Please pick up the text below on how pits and collieries in the Forest got their names, and continue it from where it stops.

▶ [Page]:
* start *

Other pits in The Forest are named after their owners such as *"Birches Engine Pit"* owned by a ...Mr Birch ! ....some were named after the area they were in such as *"Cannop Colliery"*..........I really don't know where names like *"Old Ham"* and *"New Dunn"* may have come from...maybe from the natural cave system that they were a development of????? ..........."*Sling Pit"* was named (so I was told ) because when it was first started there was no cage in the shaft and men were lowered in a 'sling'..this was a more common practice in the Dean than you may initially think so the story could be true..........."*Eastern United" * and *"Northern United"* were so named becasue they were started to specifically mine the coal in the 'eastern' and 'northern' amalgamated coal gales of the Forest Coalfield...........
..........*Parkend Deep Navigation" * cos it was in the village of Parkend and 'deep navigation' was an often used term in mining in those days .perhaps to distinguish that you were operating a 'deep' mine as opposed to say a 'freemine type' of colliery that usuaully would be a lot closer to the surface.....

* end *

▶ [Given material]:
* start *

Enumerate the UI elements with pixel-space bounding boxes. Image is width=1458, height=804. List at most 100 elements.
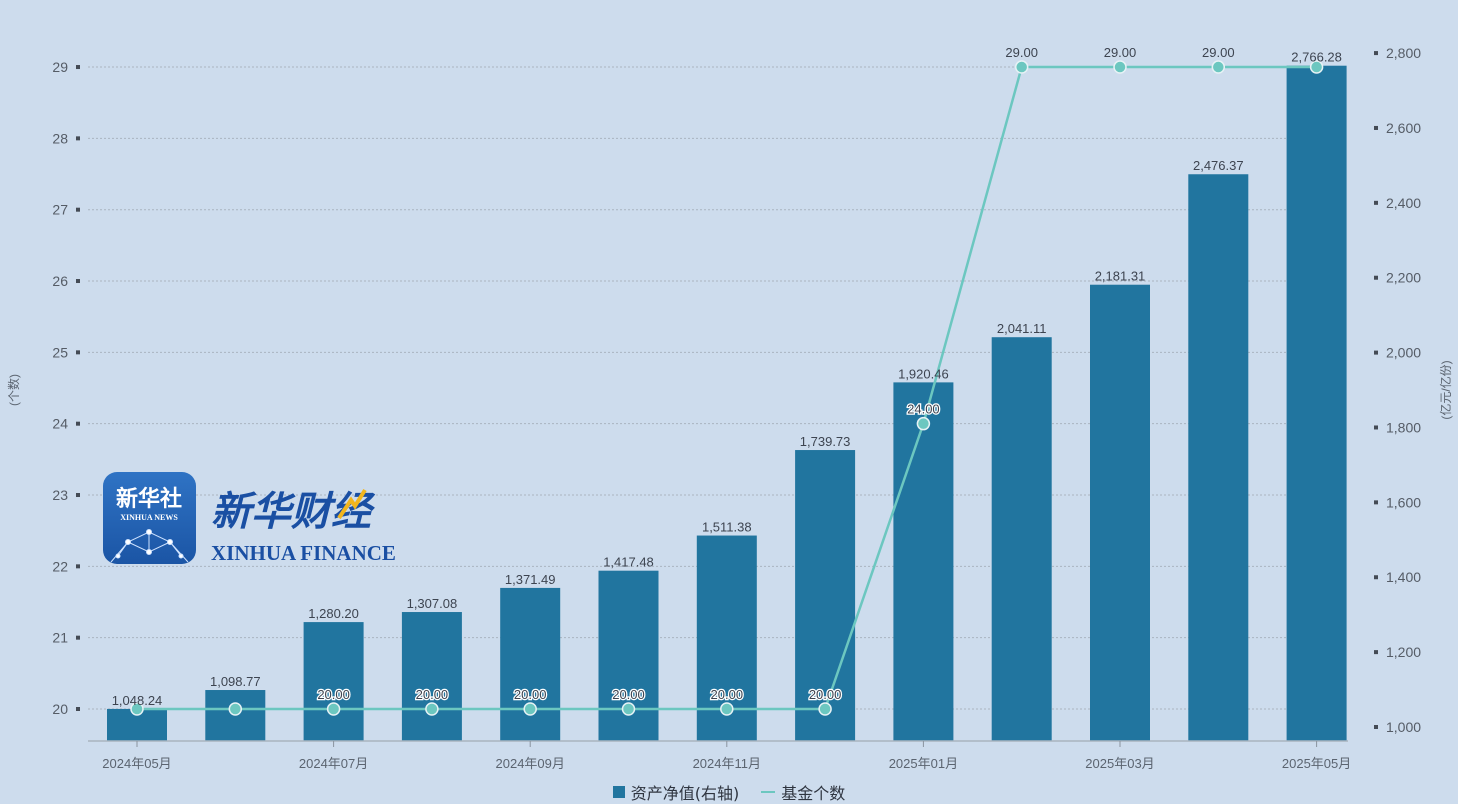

* end *

▶ [Response to this exercise]:
....There were literally a few hundred mines (coal and iron) at one time in the Dean............some of the coal collieries were really big employing over a 1000 men ........down to really small 2 or 3 man mines so any in particular you come across .just ask and I may know summat!
Sorry to go on but I could talk fer hours about the mines of The Forest of Dean and coal mines in general.............


----------



## ricasso (Jan 11, 2009)

don't apologise Smiffy, its good to be passionate about something relevant to you, you live in a gorgeous part of the county, glad its not to far from me


----------



## borntobemild (Jan 13, 2009)

Some of the mines in the forest have really lovely names

Strip and at it
Perseverance
Pluckpenny
Snatchcrust
Found Out
Fair Play
Shakemantle

Evoking the hardship suffered by the miners in winning the coal or iron.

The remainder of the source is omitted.